Source data:
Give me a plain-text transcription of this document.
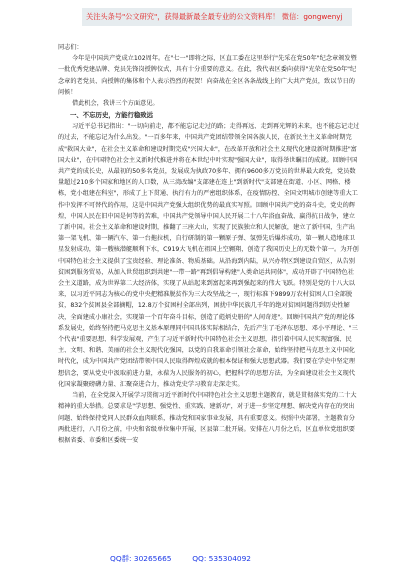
关注头条号"公文研究"，获得最新最全最专业的公文资料库！ 微信：gongwenyj
同志们：
今年是中国共产党成立102周年。在"七一"即将之际，区直工委在这里举行"先采在党50年"纪念章颁发暨一批优秀党建品牌、党员先锋岗授牌仪式，具有十分重要的意义。在此，我代表区委向获得"光荣在党50年"纪念章的老党员、向授牌的集体和个人表示热烈的祝贺！向奋战在全区各条战线上的广大共产党员，致以节日的问候！
借此机会，我讲三个方面意见。
一、不忘历史，方能行稳致远
习近平总书记指出："一切向前走，都不能忘记走过的路；走得再远、走到再光辉的未来，也不能忘记走过的过去，不能忘记为什么出发。"一百多年来，中国共产党团结带领全国各族人民，在新民主主义革命时期完成"救国大业"，在社会主义革命和建设时期完成"兴国大业"，在改革开放和社会主义现代化建设新时期推进"富国大业"，在中国特色社会主义新时代推进并将在本世纪中叶实现"强国大业"，取得举世瞩目的成就。回顾中国共产党的成长史，从最初的50多名党员，发展成为执政70多年、拥有9600多万党员的世界最大政党，党员数量超过210多个国家和地区的人口数，从三湾改编"支部建在连上"到新时代"支部建在街道、小区、网格、楼栋，党小组建在科室"，形成了上下贯通、执行有力的严密组织体系，在疫情防控、全国文明城市创建等重大工作中发挥不可替代的作用，这是中国共产党强大组织优势的最真实写照。回顾中国共产党的奋斗史，党史的辉煌，中国人民在旧中国是何等的苦难，中国共产党领导中国人民开展二十八年浴血奋战、赢得抗日战争，建立了新中国。社会主义革命和建设时期，推翻了三座大山，实现了民族独立和人民解放，建立了新中国，生产出第一架飞机、第一辆汽车、第一台拖拉机，自行研制的第一颗原子弹、氢弹先后爆炸成功，第一颗人造地球卫星发射成功，第一艘核潜艇顺利下水，C919大飞机在祖国上空翱翔，创造了我国历史上的无数个第一。为开创中国特色社会主义提供了宝贵经验、理论准备、物质基础。从沿海到内陆，从兴办特区到建设自贸区，从告别贫困到服务贸易，从加入世贸组织到共建"一带一路"再到倡导构建"人类命运共同体"，成功开辟了中国特色社会主义道路，成为世界第二大经济体，实现了从站起来到富起来再到强起来的伟大飞跃。特别是党的十八大以来，以习近平同志为核心的党中央把精准脱贫作为三大攻坚战之一，现行标准下9899万农村贫困人口全部脱贫，832个贫困县全部摘帽，12.8万个贫困村全部出列，困扰中华民族几千年的绝对贫困问题得到历史性解决，全面建成小康社会，实现第一个百年奋斗目标，创造了彪炳史册的"人间奇迹"。回顾中国共产党的理论体系发展史，始终坚持把马克思主义基本原理同中国具体实际相结合，先后产生了毛泽东思想、邓小平理论、"三个代表"重要思想、科学发展观，产生了习近平新时代中国特色社会主义思想，指引着中国人民实现富强、民主、文明、和谐、美丽的社会主义现代化强国，以党的自我革命引领社会革命，始终坚持把马克思主义中国化时代化，成为中国共产党团结带领中国人民取得辉煌成就的根本保证和强大思想武器。我们要在学史中坚定理想信念，要从党史中汲取前进力量，永葆为人民服务的初心，把握科学的思想方法，为全面建设社会主义现代化国家凝聚磅礴力量、汇聚奋进合力，推动党史学习教育走深走实。
当前，在全党深入开展学习贯彻习近平新时代中国特色社会主义思想主题教育，就是贯彻落实党的二十大精神的重大举措。总要求是"学思想、强党性、重实践、建新功"，对于进一步坚定理想、解决党内存在的突出问题、始终保持党同人民群众血肉联系，推动党和国家事业发展，具有重要意义。按照中央部署，主题教育分两批进行，八月份之前，中央和省级单位集中开展，区县第二批开展。安排在八月份之后，区直单位党组织要根据省委、市委和区委统一安
QQ群: 30265665	QQ: 535304092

Exercise aim: Take the data above and repeat it exactly, leaving each picture out.

The response:
Give me a plain-text transcription of this document.
关注头条号"公文研究"，获得最新最全最专业的公文资料库！ 微信：gongwenyj
同志们：
今年是中国共产党成立102周年。在"七一"即将之际，区直工委在这里举行"先采在党50年"纪念章颁发暨一批优秀党建品牌、党员先锋岗授牌仪式，具有十分重要的意义。在此，我代表区委向获得"光荣在党50年"纪念章的老党员、向授牌的集体和个人表示热烈的祝贺！向奋战在全区各条战线上的广大共产党员，致以节日的问候！
借此机会，我讲三个方面意见。
一、不忘历史，方能行稳致远
习近平总书记指出："一切向前走，都不能忘记走过的路；走得再远、走到再光辉的未来，也不能忘记走过的过去，不能忘记为什么出发。"一百多年来，中国共产党团结带领全国各族人民，在新民主主义革命时期完成"救国大业"，在社会主义革命和建设时期完成"兴国大业"，在改革开放和社会主义现代化建设新时期推进"富国大业"，在中国特色社会主义新时代推进并将在本世纪中叶实现"强国大业"，取得举世瞩目的成就。回顾中国共产党的成长史，从最初的50多名党员，发展成为执政70多年、拥有9600多万党员的世界最大政党，党员数量超过210多个国家和地区的人口数，从三湾改编"支部建在连上"到新时代"支部建在街道、小区、网格、楼栋，党小组建在科室"，形成了上下贯通、执行有力的严密组织体系，在疫情防控、全国文明城市创建等重大工作中发挥不可替代的作用，这是中国共产党强大组织优势的最真实写照。回顾中国共产党的奋斗史，党史的辉煌，中国人民在旧中国是何等的苦难，中国共产党领导中国人民开展二十八年浴血奋战、赢得抗日战争，建立了新中国。社会主义革命和建设时期，推翻了三座大山，实现了民族独立和人民解放，建立了新中国，生产出第一架飞机、第一辆汽车、第一台拖拉机，自行研制的第一颗原子弹、氢弹先后爆炸成功，第一颗人造地球卫星发射成功，第一艘核潜艇顺利下水，C919大飞机在祖国上空翱翔，创造了我国历史上的无数个第一。为开创中国特色社会主义提供了宝贵经验、理论准备、物质基础。从沿海到内陆，从兴办特区到建设自贸区，从告别贫困到服务贸易，从加入世贸组织到共建"一带一路"再到倡导构建"人类命运共同体"，成功开辟了中国特色社会主义道路，成为世界第二大经济体，实现了从站起来到富起来再到强起来的伟大飞跃。特别是党的十八大以来，以习近平同志为核心的党中央把精准脱贫作为三大攻坚战之一，现行标准下9899万农村贫困人口全部脱贫，832个贫困县全部摘帽，12.8万个贫困村全部出列，困扰中华民族几千年的绝对贫困问题得到历史性解决，全面建成小康社会，实现第一个百年奋斗目标，创造了彪炳史册的"人间奇迹"。回顾中国共产党的理论体系发展史，始终坚持把马克思主义基本原理同中国具体实际相结合，先后产生了毛泽东思想、邓小平理论、"三个代表"重要思想、科学发展观，产生了习近平新时代中国特色社会主义思想，指引着中国人民实现富强、民主、文明、和谐、美丽的社会主义现代化强国，以党的自我革命引领社会革命，始终坚持把马克思主义中国化时代化，成为中国共产党团结带领中国人民取得辉煌成就的根本保证和强大思想武器。我们要在学史中坚定理想信念，要从党史中汲取前进力量，永葆为人民服务的初心，把握科学的思想方法，为全面建设社会主义现代化国家凝聚磅礴力量、汇聚奋进合力，推动党史学习教育走深走实。
当前，在全党深入开展学习贯彻习近平新时代中国特色社会主义思想主题教育，就是贯彻落实党的二十大精神的重大举措。总要求是"学思想、强党性、重实践、建新功"，对于进一步坚定理想、解决党内存在的突出问题、始终保持党同人民群众血肉联系，推动党和国家事业发展，具有重要意义。按照中央部署，主题教育分两批进行，八月份之前，中央和省级单位集中开展，区县第二批开展。安排在八月份之后，区直单位党组织要根据省委、市委和区委统一安
QQ群: 30265665	QQ: 535304092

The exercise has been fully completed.